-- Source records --

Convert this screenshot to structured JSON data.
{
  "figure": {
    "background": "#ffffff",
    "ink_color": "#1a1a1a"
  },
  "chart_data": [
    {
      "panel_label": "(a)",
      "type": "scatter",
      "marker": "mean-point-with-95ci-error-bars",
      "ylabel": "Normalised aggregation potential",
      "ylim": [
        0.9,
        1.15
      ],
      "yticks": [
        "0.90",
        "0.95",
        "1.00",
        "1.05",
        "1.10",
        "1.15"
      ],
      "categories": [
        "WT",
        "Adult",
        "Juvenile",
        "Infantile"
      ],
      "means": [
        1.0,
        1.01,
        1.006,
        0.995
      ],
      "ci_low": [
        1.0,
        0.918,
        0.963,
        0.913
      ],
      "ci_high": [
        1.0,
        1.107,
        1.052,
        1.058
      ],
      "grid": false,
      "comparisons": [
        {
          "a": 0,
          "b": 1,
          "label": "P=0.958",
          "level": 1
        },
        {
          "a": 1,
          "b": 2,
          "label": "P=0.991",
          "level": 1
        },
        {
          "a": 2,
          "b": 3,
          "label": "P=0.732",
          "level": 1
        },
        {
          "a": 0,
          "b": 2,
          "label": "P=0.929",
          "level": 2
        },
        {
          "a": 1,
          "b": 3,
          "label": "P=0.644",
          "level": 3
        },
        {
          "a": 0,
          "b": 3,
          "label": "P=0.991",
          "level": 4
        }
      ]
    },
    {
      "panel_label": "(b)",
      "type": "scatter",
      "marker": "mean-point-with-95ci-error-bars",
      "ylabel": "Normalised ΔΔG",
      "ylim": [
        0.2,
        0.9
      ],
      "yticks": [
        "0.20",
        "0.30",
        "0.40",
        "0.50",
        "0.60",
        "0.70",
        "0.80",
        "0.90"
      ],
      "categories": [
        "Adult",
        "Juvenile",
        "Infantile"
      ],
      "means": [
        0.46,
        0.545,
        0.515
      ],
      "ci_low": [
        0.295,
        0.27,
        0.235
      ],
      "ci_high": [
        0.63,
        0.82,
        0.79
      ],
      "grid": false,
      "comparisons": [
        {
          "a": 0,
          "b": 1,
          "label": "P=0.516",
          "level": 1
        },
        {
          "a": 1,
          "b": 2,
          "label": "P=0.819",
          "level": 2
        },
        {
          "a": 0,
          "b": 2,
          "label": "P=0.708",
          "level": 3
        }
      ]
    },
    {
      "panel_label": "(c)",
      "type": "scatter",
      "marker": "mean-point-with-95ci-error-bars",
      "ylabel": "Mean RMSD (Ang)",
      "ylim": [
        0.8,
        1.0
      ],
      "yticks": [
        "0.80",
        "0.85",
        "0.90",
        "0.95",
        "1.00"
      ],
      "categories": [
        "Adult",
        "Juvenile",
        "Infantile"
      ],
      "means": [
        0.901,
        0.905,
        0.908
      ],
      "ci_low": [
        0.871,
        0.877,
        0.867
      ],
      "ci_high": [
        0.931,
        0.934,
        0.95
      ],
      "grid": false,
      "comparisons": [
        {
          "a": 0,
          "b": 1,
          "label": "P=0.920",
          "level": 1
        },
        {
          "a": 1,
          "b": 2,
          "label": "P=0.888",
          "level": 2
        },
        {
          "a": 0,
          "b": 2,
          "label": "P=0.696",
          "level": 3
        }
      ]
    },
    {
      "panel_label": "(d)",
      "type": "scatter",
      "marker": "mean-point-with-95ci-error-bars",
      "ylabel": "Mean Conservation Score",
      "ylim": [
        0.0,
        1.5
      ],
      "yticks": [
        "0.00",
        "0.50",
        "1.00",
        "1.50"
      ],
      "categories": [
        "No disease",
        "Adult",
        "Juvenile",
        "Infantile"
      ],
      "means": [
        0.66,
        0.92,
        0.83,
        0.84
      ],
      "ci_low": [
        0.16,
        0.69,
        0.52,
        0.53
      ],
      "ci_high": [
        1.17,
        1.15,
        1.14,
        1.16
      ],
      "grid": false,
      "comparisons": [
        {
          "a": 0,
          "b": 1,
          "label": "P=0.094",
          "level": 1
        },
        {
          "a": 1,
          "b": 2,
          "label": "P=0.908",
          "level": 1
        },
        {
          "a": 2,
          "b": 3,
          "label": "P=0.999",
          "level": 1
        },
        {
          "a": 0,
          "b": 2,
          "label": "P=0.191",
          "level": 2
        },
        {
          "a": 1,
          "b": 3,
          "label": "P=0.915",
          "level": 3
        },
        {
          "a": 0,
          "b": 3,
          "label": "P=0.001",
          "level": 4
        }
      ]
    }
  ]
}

...

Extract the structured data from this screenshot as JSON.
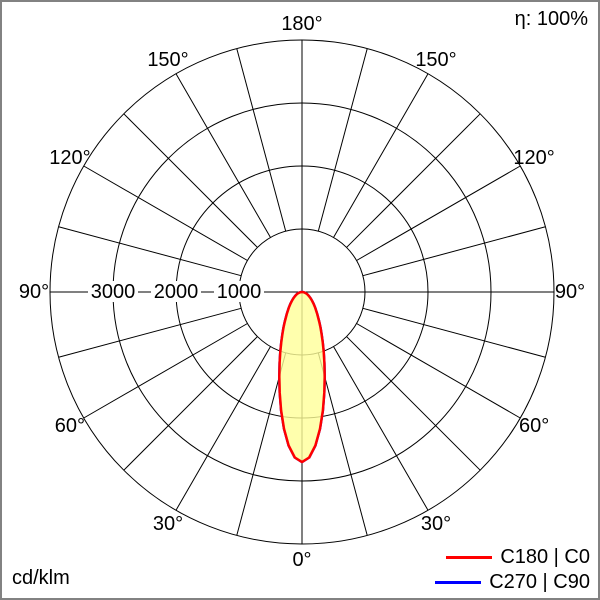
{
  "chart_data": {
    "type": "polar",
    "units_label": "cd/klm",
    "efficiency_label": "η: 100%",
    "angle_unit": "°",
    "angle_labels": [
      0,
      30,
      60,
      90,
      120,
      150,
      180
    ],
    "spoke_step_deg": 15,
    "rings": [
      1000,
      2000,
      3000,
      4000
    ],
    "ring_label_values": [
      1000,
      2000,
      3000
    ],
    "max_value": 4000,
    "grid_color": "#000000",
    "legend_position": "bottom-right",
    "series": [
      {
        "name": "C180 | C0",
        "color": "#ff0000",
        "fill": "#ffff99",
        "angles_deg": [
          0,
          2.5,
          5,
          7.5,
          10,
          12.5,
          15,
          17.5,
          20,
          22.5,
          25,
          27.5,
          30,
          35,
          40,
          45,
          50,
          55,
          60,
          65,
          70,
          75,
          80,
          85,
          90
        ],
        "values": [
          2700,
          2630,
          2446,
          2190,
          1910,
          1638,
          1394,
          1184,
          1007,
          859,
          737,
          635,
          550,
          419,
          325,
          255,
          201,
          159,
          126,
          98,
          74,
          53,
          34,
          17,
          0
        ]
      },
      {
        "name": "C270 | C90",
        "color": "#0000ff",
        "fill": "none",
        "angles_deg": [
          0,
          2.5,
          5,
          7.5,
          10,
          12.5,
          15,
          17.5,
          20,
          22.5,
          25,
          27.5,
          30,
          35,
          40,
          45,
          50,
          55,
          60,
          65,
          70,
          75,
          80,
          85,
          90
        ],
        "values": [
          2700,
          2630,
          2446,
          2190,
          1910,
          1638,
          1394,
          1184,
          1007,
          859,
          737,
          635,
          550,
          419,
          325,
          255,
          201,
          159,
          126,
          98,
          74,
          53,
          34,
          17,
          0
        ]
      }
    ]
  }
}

---

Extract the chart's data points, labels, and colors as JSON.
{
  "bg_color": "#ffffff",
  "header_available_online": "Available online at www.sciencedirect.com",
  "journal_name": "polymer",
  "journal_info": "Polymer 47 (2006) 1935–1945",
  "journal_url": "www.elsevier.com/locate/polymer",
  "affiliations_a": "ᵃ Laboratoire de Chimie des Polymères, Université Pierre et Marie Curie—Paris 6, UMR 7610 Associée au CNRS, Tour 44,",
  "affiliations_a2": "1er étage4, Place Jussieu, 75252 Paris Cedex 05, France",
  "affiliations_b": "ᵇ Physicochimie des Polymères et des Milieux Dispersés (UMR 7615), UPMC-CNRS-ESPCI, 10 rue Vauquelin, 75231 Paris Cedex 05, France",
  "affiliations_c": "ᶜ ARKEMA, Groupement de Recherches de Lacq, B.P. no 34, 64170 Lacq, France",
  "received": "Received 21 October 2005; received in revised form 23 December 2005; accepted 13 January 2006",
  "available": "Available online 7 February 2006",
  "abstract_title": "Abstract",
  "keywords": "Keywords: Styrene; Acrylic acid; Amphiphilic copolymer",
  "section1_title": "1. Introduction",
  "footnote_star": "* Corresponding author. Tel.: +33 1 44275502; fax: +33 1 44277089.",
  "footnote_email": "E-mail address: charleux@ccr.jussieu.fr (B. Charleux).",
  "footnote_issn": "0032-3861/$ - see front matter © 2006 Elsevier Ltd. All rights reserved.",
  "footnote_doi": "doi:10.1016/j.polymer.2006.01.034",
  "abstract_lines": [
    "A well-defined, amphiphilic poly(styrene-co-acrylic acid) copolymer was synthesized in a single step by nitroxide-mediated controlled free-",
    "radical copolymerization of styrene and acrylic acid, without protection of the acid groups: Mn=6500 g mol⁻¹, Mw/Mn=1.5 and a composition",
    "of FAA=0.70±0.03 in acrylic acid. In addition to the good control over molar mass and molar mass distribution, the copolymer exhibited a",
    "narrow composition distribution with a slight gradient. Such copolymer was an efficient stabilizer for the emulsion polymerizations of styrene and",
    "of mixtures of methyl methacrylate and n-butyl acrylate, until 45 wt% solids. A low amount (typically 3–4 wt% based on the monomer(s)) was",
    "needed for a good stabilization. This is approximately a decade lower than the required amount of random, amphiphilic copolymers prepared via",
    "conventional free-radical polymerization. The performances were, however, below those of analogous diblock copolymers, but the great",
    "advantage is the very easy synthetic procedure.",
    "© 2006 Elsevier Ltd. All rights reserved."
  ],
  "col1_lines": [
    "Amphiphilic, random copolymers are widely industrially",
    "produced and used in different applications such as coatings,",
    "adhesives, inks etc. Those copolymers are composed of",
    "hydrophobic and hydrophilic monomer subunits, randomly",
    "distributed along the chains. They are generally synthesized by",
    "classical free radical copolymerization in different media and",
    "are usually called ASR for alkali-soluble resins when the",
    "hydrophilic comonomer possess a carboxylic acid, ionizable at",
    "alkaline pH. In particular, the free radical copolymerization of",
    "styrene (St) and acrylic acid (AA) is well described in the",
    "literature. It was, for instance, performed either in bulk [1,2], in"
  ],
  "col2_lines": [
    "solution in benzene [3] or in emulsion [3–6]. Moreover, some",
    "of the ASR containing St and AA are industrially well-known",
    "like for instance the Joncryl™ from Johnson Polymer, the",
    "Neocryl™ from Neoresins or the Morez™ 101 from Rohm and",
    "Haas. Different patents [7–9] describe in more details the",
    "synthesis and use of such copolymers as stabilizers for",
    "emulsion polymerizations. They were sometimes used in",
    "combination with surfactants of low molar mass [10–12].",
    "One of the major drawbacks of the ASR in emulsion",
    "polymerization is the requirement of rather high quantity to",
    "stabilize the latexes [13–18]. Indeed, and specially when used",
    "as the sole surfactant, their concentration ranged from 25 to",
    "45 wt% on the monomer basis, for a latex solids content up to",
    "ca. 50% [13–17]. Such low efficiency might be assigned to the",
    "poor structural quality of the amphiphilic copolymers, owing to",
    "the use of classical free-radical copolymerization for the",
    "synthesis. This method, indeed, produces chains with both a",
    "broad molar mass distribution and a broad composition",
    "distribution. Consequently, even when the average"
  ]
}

-- EXERCISE DETAILS --
Scan the material above for the string "rights" and report each line where you find it.

-- RESPONSE TO THIS TASK --
  "footnote_issn": "0032-3861/$ - see front matter © 2006 Elsevier Ltd. All rights reserved.",
    "© 2006 Elsevier Ltd. All rights reserved."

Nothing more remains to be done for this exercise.